** start of RECORD EXTRACTS **

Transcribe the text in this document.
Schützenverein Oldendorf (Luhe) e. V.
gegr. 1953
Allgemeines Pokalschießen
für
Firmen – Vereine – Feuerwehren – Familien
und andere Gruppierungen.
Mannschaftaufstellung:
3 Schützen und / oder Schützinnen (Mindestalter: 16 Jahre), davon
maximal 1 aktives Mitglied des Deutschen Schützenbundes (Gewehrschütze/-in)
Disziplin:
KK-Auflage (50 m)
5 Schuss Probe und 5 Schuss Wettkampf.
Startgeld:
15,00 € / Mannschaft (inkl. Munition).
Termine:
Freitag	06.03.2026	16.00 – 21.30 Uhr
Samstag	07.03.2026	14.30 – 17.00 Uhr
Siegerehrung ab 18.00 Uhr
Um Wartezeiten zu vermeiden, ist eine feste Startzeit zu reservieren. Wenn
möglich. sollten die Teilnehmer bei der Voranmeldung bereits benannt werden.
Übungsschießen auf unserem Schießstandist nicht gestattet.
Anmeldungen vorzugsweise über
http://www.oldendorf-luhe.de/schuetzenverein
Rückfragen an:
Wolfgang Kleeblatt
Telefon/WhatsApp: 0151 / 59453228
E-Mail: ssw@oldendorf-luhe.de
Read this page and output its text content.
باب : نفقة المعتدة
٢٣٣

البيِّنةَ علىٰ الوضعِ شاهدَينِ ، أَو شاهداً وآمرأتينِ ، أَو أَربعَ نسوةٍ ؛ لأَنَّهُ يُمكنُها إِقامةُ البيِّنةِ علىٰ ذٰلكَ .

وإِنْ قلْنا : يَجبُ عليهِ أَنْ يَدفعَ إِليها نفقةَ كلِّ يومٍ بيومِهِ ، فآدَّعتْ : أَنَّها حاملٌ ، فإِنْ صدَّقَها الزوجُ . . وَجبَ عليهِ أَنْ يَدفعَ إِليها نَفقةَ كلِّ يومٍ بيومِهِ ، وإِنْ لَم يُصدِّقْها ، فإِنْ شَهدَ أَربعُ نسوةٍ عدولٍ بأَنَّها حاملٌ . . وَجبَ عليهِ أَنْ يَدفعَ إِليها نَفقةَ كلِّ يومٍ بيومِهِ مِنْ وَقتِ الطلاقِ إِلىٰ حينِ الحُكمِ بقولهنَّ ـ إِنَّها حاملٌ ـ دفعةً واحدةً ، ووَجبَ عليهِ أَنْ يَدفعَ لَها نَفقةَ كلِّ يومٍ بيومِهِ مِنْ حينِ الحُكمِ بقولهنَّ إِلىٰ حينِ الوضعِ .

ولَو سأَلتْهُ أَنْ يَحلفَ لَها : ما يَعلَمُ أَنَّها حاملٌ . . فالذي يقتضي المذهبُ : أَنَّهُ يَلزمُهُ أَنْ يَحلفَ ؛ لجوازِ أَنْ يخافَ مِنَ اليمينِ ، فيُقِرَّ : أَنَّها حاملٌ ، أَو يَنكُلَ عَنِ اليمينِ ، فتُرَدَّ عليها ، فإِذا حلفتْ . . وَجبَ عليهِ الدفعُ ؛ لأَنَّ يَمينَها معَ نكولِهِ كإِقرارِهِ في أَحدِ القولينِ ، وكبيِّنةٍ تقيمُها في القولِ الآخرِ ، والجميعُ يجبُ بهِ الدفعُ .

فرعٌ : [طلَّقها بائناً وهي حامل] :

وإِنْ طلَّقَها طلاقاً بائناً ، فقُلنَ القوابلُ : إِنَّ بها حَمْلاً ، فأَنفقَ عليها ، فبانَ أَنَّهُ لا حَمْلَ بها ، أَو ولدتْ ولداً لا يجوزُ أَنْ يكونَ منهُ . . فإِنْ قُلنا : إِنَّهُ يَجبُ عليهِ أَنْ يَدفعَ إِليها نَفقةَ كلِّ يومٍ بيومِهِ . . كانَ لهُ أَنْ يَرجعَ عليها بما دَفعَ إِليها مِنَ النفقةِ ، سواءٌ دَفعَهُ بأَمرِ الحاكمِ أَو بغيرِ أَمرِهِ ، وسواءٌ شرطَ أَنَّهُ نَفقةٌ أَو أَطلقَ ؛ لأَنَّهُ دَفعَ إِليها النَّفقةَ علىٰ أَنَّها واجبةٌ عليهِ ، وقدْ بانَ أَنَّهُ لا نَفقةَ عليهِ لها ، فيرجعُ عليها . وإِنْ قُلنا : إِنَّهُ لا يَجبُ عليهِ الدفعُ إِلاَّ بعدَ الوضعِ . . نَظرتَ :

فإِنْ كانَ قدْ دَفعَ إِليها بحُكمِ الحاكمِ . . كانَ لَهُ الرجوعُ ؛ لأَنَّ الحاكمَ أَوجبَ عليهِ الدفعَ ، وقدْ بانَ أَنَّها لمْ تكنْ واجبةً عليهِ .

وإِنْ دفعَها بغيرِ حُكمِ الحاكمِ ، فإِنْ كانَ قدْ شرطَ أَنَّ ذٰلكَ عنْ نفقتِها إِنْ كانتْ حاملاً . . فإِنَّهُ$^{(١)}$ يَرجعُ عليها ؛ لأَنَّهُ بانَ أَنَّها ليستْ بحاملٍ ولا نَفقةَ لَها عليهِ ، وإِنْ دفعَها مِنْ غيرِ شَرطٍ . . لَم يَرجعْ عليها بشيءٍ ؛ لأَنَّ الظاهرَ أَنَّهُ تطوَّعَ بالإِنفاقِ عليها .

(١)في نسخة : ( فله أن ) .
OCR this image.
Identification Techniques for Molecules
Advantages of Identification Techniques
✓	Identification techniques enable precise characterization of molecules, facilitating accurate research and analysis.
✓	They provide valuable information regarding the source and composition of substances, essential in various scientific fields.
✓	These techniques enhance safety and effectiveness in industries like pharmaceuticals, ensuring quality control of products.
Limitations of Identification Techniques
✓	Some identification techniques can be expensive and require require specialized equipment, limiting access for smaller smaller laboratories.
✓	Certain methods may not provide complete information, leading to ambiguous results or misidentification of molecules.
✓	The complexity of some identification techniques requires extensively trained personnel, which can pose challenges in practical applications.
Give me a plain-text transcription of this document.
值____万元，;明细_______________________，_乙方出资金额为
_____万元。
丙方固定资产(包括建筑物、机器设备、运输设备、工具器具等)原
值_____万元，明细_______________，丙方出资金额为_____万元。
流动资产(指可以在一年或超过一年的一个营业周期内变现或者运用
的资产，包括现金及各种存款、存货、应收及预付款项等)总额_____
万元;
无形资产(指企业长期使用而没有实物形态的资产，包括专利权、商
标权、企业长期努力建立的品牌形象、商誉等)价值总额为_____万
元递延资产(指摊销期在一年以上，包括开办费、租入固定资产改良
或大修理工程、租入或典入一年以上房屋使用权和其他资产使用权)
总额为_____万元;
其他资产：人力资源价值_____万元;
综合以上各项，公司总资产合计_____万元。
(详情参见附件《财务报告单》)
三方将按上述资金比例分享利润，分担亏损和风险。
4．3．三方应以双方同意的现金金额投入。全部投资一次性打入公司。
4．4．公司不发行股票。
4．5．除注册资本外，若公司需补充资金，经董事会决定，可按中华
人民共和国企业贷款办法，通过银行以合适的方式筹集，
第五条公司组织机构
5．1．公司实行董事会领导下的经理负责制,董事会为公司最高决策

** end of RECORD EXTRACTS **

■ **DIRECTIONS FOR THIS TASK**: Search the entries for the word "provide" and copy every line that has it.

■ **THE ANSWER**:
✓	They provide valuable information regarding the source and composition of substances, essential in various scientific fields.
✓	Certain methods may not provide complete information, leading to ambiguous results or misidentification of molecules.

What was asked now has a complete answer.